◆ **WHAT IS REQUIRED**:
Copy out all of the material exactly.

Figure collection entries
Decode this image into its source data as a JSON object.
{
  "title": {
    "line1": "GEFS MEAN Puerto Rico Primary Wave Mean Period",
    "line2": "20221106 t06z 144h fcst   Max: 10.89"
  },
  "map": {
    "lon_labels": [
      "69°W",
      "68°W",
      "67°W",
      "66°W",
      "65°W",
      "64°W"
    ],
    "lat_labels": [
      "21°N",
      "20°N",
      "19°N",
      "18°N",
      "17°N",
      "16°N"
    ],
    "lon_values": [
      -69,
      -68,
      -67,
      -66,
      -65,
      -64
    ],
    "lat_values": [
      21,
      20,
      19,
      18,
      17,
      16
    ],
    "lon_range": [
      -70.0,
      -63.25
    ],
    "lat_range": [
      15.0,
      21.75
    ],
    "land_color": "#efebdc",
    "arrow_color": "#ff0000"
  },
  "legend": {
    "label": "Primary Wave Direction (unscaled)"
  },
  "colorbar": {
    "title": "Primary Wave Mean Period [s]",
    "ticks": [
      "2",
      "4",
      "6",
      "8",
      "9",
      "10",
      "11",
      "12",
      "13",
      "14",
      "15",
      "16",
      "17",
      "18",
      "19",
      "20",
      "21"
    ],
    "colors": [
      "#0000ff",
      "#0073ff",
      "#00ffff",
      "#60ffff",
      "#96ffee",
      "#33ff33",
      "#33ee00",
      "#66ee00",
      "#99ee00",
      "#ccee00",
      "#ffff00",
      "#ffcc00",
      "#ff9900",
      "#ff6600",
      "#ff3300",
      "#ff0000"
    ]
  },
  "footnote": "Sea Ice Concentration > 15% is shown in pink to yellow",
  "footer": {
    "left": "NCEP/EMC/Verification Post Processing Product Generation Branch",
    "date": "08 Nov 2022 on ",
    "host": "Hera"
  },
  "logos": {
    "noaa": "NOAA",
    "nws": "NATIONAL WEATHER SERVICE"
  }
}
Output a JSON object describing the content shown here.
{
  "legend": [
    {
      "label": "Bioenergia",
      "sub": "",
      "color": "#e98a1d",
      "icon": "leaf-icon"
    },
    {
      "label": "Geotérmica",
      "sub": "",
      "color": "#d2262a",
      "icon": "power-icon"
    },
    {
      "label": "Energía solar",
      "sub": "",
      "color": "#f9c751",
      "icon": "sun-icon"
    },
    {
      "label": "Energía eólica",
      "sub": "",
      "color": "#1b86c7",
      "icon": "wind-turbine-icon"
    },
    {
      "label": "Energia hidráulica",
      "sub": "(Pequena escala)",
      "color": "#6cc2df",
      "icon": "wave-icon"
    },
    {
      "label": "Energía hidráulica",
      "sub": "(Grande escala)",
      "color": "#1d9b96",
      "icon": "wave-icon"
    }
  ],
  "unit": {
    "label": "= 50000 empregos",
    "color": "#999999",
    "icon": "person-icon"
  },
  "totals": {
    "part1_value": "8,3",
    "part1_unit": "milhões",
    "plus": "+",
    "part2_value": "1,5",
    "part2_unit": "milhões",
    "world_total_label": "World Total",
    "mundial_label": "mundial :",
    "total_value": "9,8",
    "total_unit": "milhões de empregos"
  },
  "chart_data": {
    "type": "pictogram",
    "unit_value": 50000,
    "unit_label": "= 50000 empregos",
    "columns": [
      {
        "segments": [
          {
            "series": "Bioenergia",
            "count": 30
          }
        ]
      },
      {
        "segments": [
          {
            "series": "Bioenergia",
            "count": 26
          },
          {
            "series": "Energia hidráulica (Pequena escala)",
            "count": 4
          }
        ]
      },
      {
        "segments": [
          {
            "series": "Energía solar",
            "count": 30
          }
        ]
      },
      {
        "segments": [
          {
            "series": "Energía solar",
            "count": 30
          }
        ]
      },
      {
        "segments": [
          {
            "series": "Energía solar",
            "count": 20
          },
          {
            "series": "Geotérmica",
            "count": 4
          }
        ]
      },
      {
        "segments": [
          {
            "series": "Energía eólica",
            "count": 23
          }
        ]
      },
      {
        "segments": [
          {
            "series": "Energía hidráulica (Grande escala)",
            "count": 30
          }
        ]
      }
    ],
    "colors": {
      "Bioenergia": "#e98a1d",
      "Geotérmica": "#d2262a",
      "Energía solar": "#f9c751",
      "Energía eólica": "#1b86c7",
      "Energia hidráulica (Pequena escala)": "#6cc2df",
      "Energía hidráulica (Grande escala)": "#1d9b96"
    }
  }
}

◆ **CORRECT RESULT**:
Decode this image into its source data as a JSON object.
{
  "title": {
    "line1": "GEFS MEAN Puerto Rico Primary Wave Mean Period",
    "line2": "20221106 t06z 144h fcst   Max: 10.89"
  },
  "map": {
    "lon_labels": [
      "69°W",
      "68°W",
      "67°W",
      "66°W",
      "65°W",
      "64°W"
    ],
    "lat_labels": [
      "21°N",
      "20°N",
      "19°N",
      "18°N",
      "17°N",
      "16°N"
    ],
    "lon_values": [
      -69,
      -68,
      -67,
      -66,
      -65,
      -64
    ],
    "lat_values": [
      21,
      20,
      19,
      18,
      17,
      16
    ],
    "lon_range": [
      -70.0,
      -63.25
    ],
    "lat_range": [
      15.0,
      21.75
    ],
    "land_color": "#efebdc",
    "arrow_color": "#ff0000"
  },
  "legend": {
    "label": "Primary Wave Direction (unscaled)"
  },
  "colorbar": {
    "title": "Primary Wave Mean Period [s]",
    "ticks": [
      "2",
      "4",
      "6",
      "8",
      "9",
      "10",
      "11",
      "12",
      "13",
      "14",
      "15",
      "16",
      "17",
      "18",
      "19",
      "20",
      "21"
    ],
    "colors": [
      "#0000ff",
      "#0073ff",
      "#00ffff",
      "#60ffff",
      "#96ffee",
      "#33ff33",
      "#33ee00",
      "#66ee00",
      "#99ee00",
      "#ccee00",
      "#ffff00",
      "#ffcc00",
      "#ff9900",
      "#ff6600",
      "#ff3300",
      "#ff0000"
    ]
  },
  "footnote": "Sea Ice Concentration > 15% is shown in pink to yellow",
  "footer": {
    "left": "NCEP/EMC/Verification Post Processing Product Generation Branch",
    "date": "08 Nov 2022 on ",
    "host": "Hera"
  },
  "logos": {
    "noaa": "NOAA",
    "nws": "NATIONAL WEATHER SERVICE"
  }
}
Output a JSON object describing the content shown here.
{
  "legend": [
    {
      "label": "Bioenergia",
      "sub": "",
      "color": "#e98a1d",
      "icon": "leaf-icon"
    },
    {
      "label": "Geotérmica",
      "sub": "",
      "color": "#d2262a",
      "icon": "power-icon"
    },
    {
      "label": "Energía solar",
      "sub": "",
      "color": "#f9c751",
      "icon": "sun-icon"
    },
    {
      "label": "Energía eólica",
      "sub": "",
      "color": "#1b86c7",
      "icon": "wind-turbine-icon"
    },
    {
      "label": "Energia hidráulica",
      "sub": "(Pequena escala)",
      "color": "#6cc2df",
      "icon": "wave-icon"
    },
    {
      "label": "Energía hidráulica",
      "sub": "(Grande escala)",
      "color": "#1d9b96",
      "icon": "wave-icon"
    }
  ],
  "unit": {
    "label": "= 50000 empregos",
    "color": "#999999",
    "icon": "person-icon"
  },
  "totals": {
    "part1_value": "8,3",
    "part1_unit": "milhões",
    "plus": "+",
    "part2_value": "1,5",
    "part2_unit": "milhões",
    "world_total_label": "World Total",
    "mundial_label": "mundial :",
    "total_value": "9,8",
    "total_unit": "milhões de empregos"
  },
  "chart_data": {
    "type": "pictogram",
    "unit_value": 50000,
    "unit_label": "= 50000 empregos",
    "columns": [
      {
        "segments": [
          {
            "series": "Bioenergia",
            "count": 30
          }
        ]
      },
      {
        "segments": [
          {
            "series": "Bioenergia",
            "count": 26
          },
          {
            "series": "Energia hidráulica (Pequena escala)",
            "count": 4
          }
        ]
      },
      {
        "segments": [
          {
            "series": "Energía solar",
            "count": 30
          }
        ]
      },
      {
        "segments": [
          {
            "series": "Energía solar",
            "count": 30
          }
        ]
      },
      {
        "segments": [
          {
            "series": "Energía solar",
            "count": 20
          },
          {
            "series": "Geotérmica",
            "count": 4
          }
        ]
      },
      {
        "segments": [
          {
            "series": "Energía eólica",
            "count": 23
          }
        ]
      },
      {
        "segments": [
          {
            "series": "Energía hidráulica (Grande escala)",
            "count": 30
          }
        ]
      }
    ],
    "colors": {
      "Bioenergia": "#e98a1d",
      "Geotérmica": "#d2262a",
      "Energía solar": "#f9c751",
      "Energía eólica": "#1b86c7",
      "Energia hidráulica (Pequena escala)": "#6cc2df",
      "Energía hidráulica (Grande escala)": "#1d9b96"
    }
  }
}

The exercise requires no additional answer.